* _Extracted material_
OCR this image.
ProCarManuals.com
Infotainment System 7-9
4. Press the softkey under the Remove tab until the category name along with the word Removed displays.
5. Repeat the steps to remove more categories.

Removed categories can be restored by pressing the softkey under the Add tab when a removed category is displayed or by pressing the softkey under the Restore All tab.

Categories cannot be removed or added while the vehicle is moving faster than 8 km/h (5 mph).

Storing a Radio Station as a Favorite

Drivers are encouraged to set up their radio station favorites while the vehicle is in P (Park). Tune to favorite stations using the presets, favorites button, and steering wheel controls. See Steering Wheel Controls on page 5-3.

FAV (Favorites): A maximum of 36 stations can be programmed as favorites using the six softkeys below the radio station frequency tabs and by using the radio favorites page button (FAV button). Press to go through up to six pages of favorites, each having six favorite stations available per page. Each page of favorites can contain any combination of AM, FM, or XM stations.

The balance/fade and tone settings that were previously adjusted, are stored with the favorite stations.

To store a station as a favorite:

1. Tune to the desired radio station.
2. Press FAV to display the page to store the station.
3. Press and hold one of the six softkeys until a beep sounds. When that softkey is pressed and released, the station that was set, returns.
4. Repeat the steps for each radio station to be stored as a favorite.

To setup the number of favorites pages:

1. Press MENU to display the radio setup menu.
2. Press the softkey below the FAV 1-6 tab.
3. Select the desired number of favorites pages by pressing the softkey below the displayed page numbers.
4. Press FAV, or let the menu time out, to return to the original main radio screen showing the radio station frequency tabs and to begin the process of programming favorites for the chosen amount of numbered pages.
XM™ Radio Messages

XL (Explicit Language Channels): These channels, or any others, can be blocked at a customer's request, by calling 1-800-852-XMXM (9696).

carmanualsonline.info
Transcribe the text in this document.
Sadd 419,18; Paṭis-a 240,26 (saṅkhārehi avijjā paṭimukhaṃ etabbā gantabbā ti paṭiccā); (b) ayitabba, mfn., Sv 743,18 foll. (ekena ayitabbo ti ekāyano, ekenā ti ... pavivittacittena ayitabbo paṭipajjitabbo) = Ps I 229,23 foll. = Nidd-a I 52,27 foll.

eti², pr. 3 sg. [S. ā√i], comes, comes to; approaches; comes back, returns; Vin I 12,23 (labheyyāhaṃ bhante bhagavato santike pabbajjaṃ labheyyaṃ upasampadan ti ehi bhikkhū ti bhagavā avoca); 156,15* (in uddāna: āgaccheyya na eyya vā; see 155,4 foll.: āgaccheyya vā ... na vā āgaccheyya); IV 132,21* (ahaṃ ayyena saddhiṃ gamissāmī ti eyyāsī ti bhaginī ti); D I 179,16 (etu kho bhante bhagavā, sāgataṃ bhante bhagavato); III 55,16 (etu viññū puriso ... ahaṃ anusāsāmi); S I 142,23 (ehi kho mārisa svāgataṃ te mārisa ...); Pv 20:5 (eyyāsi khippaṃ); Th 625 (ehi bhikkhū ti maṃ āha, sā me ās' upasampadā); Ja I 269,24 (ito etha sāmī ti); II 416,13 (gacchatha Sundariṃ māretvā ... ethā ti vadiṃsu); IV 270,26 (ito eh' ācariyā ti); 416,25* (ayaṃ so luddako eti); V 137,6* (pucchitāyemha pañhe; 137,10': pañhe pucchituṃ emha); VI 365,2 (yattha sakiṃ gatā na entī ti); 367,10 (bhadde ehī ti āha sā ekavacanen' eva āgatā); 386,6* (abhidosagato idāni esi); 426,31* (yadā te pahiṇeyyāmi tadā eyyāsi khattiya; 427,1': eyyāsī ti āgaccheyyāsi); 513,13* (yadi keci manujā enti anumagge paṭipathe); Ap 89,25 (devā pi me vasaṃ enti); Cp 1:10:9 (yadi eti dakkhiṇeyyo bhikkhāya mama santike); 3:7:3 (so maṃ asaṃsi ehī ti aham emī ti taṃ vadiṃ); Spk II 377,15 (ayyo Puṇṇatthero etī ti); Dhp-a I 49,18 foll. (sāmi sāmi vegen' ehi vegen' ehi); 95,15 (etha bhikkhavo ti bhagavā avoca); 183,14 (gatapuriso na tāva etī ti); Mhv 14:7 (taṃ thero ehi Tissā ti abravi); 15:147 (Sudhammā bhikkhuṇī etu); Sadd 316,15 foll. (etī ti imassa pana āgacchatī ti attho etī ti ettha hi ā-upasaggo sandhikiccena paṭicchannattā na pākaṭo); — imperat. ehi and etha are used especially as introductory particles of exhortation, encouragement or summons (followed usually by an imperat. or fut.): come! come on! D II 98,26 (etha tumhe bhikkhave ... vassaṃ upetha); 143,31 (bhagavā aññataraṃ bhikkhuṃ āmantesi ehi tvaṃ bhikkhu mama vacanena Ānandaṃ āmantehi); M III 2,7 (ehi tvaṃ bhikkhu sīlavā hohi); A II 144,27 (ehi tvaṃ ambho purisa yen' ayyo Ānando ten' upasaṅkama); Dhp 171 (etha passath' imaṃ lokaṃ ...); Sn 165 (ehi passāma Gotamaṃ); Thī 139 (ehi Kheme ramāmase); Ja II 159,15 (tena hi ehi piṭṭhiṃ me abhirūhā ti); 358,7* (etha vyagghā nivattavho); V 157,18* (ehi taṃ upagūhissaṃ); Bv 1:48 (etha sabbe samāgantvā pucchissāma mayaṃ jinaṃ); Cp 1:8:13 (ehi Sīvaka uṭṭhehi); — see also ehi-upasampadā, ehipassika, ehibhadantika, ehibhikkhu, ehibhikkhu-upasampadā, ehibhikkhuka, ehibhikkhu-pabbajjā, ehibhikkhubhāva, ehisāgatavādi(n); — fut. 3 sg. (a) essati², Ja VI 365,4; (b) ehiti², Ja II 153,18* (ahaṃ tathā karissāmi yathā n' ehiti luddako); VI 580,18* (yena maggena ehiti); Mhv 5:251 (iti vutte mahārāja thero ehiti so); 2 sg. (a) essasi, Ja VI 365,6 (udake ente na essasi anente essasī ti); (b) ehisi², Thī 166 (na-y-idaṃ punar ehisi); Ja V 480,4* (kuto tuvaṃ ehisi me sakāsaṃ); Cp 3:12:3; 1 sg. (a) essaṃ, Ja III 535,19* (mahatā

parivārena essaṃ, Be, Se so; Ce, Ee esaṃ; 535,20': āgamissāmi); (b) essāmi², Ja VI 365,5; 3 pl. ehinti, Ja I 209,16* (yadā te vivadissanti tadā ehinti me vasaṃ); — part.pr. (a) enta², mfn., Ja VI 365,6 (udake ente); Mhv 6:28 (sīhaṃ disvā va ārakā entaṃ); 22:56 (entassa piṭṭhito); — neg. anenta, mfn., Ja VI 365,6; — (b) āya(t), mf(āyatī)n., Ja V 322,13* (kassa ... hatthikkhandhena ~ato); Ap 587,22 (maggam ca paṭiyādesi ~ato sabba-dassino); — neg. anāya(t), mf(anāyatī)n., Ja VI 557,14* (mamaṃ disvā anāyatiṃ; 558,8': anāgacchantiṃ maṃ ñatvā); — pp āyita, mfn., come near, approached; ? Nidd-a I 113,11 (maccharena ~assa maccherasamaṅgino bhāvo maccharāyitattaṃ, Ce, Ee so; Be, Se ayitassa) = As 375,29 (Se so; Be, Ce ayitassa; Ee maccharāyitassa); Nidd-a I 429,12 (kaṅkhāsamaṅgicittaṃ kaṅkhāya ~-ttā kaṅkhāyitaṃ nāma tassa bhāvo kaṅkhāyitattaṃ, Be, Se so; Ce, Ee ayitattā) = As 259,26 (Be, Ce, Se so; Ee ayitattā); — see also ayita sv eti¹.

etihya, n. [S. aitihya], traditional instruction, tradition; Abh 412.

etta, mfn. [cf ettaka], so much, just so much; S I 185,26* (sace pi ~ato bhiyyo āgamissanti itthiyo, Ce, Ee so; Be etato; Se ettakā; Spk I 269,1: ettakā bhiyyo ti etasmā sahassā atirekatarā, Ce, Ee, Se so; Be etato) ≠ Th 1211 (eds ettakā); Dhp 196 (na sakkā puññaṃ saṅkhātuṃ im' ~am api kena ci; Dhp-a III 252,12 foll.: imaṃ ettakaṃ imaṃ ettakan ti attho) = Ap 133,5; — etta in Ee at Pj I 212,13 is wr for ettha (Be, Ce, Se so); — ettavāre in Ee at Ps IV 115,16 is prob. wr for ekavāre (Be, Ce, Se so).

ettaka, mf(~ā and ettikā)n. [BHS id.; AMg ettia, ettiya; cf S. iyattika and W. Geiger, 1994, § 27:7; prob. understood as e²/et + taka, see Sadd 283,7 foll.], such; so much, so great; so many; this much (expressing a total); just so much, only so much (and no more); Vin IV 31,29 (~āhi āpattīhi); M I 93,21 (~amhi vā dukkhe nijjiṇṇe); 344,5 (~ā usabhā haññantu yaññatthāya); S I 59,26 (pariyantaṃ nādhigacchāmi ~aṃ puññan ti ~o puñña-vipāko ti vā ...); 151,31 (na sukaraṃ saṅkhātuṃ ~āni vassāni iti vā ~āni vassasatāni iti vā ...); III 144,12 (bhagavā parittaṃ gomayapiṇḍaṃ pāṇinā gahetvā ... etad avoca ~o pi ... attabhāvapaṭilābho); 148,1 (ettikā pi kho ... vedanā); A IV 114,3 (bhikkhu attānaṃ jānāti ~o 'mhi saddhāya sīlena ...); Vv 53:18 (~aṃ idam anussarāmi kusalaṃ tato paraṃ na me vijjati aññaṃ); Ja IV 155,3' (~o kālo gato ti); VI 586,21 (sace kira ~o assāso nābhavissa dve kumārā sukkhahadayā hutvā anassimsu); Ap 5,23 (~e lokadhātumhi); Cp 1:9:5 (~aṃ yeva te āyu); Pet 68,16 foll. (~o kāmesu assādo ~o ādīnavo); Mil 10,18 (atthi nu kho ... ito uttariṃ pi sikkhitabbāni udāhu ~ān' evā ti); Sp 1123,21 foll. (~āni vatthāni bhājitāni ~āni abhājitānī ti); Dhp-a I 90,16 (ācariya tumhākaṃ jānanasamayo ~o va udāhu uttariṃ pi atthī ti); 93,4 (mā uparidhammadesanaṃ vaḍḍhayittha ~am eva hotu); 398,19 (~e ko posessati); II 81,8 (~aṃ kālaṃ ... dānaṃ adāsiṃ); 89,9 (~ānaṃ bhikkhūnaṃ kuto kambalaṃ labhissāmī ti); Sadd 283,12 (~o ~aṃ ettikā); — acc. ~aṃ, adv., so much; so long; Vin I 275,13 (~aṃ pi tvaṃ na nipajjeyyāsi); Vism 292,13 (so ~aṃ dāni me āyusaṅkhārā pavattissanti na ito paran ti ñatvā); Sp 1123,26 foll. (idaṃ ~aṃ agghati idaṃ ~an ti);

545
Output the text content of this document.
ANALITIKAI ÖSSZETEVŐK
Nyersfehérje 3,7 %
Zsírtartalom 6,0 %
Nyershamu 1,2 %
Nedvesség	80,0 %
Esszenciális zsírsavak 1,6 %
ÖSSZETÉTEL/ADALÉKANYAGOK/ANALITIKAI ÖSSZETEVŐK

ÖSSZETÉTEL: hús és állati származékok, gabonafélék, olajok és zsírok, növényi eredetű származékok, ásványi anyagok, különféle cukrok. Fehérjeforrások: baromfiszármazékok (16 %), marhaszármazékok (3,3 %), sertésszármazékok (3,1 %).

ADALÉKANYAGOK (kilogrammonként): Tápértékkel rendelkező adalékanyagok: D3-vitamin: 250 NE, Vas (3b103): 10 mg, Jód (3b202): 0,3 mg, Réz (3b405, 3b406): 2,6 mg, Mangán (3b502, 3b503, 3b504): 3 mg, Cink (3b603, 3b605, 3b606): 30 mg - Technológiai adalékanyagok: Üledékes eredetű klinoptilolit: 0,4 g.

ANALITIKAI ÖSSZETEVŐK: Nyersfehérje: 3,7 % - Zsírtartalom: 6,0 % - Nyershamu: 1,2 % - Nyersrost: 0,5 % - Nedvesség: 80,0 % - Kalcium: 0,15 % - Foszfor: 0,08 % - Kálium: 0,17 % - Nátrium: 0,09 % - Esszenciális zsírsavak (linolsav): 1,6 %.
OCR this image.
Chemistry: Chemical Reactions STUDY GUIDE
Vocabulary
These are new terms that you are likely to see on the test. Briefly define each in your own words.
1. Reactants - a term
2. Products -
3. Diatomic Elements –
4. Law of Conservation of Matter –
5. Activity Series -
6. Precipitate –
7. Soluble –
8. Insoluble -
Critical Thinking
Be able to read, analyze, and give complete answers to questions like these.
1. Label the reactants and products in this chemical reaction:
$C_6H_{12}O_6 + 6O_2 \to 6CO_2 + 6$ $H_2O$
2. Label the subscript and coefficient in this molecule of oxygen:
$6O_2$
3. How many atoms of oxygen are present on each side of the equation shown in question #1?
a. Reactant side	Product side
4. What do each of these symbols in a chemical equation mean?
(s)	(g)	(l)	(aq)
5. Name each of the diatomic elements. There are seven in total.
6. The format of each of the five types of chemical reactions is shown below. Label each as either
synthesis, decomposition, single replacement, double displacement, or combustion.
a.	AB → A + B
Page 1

* _Exercise requirements_
From the entries above, extract each line containing "while".

* _Solution to this task_
Categories cannot be removed or added while the vehicle is moving faster than 8 km/h (5 mph).
Drivers are encouraged to set up their radio station favorites while the vehicle is in P (Park). Tune to favorite stations using the presets, favorites button, and steering wheel controls. See Steering Wheel Controls on page 5-3.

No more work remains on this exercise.